WHAT IS REQUIRED: Set out each line from the following listing that includes the word "มาณการส".

RECORDS SUPPLIED:
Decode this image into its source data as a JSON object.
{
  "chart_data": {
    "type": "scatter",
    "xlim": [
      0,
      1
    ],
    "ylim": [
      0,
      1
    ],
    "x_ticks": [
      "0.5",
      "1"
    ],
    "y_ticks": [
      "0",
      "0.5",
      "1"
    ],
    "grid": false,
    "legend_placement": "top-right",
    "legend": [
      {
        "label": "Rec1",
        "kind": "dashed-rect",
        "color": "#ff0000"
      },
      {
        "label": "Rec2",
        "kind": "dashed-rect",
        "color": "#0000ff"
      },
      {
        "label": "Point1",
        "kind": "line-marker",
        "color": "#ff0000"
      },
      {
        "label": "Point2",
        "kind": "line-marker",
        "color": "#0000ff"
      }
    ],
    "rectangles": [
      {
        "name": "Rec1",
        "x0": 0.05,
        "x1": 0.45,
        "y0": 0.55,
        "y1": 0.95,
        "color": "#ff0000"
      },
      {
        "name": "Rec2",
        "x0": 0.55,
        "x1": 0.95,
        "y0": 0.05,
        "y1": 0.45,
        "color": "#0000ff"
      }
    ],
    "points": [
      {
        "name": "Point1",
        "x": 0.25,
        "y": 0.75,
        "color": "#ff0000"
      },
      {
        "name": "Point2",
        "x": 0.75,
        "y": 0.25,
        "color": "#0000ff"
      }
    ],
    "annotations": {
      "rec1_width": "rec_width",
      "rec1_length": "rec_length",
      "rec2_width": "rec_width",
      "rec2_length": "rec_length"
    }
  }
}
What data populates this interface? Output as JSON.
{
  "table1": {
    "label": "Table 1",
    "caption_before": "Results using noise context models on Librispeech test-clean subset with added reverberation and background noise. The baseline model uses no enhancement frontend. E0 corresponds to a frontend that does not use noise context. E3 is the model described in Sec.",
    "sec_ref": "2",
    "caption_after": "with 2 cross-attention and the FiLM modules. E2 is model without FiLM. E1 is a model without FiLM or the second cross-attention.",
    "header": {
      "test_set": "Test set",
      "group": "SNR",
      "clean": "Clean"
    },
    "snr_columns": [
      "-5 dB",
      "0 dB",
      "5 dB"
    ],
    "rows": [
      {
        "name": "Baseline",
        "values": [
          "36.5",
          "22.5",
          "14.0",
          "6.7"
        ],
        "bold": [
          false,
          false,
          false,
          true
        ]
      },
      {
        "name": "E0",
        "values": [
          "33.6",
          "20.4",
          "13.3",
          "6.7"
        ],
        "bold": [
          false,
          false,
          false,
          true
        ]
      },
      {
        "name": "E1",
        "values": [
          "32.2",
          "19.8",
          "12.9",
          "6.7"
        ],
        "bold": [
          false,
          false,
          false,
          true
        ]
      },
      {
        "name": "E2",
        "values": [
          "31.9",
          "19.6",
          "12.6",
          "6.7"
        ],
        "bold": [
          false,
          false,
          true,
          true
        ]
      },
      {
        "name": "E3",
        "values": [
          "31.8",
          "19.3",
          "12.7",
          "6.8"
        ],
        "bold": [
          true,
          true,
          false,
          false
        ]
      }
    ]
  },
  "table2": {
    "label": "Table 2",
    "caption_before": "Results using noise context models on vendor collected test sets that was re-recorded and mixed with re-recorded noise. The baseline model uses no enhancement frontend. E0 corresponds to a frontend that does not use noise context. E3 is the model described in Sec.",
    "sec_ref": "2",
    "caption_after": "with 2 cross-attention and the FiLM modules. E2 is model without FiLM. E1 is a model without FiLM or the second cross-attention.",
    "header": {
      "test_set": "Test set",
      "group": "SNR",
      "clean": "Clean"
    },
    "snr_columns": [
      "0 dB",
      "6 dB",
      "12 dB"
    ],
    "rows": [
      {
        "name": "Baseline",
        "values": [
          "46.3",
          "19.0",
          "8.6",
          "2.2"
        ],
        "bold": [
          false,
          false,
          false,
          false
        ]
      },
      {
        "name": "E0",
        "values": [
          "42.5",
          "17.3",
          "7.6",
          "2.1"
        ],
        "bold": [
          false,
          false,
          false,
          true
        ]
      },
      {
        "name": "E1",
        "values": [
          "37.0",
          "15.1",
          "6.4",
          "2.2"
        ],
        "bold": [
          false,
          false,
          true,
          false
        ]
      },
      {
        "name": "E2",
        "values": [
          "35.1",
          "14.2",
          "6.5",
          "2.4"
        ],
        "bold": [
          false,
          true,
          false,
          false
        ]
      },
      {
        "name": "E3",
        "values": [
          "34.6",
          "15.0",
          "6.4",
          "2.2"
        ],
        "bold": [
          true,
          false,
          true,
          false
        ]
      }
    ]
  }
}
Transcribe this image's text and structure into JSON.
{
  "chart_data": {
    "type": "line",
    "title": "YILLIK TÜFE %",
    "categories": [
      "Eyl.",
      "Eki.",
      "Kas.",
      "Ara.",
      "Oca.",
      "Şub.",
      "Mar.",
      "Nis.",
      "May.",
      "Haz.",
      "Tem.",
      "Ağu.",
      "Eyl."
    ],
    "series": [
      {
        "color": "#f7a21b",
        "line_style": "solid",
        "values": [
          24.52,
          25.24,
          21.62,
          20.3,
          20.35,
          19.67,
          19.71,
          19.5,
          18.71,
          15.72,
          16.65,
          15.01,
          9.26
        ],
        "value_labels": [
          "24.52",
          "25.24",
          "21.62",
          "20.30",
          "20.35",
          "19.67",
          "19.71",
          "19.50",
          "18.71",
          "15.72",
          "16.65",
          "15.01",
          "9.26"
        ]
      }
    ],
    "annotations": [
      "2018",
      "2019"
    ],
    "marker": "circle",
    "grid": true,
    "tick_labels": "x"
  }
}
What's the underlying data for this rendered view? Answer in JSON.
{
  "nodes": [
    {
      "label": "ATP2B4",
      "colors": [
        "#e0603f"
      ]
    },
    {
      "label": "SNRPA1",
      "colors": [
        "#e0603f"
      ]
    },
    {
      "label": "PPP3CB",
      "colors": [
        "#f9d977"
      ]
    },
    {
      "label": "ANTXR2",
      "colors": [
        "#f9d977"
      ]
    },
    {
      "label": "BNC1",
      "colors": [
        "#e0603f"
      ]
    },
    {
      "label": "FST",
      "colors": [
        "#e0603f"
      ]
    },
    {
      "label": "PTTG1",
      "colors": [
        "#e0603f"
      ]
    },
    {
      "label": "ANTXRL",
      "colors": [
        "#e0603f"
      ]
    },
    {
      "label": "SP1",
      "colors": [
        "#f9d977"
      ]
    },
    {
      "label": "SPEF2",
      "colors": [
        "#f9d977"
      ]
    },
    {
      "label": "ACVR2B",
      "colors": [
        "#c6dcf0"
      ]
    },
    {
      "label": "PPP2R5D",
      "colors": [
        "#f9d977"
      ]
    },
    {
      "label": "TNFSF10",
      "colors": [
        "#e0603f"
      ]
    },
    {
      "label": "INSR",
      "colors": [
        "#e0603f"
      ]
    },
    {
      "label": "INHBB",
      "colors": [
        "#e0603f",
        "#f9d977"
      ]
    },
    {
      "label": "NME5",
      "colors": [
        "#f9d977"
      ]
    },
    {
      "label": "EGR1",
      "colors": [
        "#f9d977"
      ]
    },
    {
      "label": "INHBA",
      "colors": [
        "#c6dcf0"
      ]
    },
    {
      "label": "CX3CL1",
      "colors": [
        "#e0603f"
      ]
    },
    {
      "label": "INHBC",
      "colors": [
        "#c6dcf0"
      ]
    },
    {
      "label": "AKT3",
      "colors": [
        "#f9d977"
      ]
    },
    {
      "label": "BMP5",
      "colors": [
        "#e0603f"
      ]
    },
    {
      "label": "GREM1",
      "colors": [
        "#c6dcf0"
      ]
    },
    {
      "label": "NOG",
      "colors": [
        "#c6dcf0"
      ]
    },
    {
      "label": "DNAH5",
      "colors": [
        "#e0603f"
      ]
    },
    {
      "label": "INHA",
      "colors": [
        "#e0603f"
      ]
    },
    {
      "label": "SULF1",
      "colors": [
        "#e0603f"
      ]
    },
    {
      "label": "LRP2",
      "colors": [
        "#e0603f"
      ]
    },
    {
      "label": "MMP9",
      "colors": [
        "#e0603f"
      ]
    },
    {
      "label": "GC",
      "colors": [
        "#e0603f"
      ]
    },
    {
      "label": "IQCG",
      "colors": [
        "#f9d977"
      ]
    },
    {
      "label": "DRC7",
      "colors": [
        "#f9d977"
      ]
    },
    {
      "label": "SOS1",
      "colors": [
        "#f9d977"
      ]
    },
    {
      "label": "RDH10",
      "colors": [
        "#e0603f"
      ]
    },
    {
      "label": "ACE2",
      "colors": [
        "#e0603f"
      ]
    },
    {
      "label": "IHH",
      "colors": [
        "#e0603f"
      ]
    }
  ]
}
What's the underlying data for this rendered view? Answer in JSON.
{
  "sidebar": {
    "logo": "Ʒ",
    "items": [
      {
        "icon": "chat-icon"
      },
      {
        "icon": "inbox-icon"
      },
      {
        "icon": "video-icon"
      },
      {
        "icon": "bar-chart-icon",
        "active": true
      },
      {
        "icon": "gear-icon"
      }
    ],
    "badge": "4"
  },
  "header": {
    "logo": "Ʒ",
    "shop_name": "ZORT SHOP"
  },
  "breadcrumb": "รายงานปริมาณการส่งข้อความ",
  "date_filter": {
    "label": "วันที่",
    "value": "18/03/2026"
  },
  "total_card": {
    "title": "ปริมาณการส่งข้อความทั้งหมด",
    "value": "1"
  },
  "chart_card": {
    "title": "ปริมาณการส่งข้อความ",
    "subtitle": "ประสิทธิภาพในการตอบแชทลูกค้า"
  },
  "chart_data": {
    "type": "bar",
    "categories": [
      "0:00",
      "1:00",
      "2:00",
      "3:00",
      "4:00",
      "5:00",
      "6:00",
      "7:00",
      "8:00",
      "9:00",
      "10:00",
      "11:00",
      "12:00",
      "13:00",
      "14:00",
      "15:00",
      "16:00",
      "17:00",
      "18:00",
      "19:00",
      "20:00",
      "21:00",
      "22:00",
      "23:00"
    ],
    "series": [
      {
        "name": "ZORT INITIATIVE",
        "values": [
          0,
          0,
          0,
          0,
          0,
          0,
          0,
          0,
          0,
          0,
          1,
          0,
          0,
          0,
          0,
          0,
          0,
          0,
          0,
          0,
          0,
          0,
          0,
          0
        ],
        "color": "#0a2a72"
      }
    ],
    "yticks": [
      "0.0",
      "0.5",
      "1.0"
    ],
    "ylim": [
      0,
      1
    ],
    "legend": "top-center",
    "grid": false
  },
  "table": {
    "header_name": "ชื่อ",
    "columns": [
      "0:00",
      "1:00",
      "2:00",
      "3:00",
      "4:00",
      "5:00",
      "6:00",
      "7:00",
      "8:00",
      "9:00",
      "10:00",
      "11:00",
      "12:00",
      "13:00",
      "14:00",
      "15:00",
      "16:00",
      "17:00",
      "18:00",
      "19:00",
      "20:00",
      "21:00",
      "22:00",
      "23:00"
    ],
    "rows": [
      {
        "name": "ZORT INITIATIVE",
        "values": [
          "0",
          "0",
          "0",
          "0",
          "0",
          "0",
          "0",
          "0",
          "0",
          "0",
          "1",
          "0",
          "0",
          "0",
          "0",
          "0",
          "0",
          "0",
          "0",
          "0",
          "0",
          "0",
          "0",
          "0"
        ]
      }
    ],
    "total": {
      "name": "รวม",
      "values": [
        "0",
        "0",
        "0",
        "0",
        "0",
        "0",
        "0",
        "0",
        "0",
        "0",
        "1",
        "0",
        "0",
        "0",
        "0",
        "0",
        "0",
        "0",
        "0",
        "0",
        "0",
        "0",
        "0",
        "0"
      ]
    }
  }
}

FINAL RESULT:
  "breadcrumb": "รายงานปริมาณการส่งข้อความ",
    "title": "ปริมาณการส่งข้อความทั้งหมด",
    "title": "ปริมาณการส่งข้อความ",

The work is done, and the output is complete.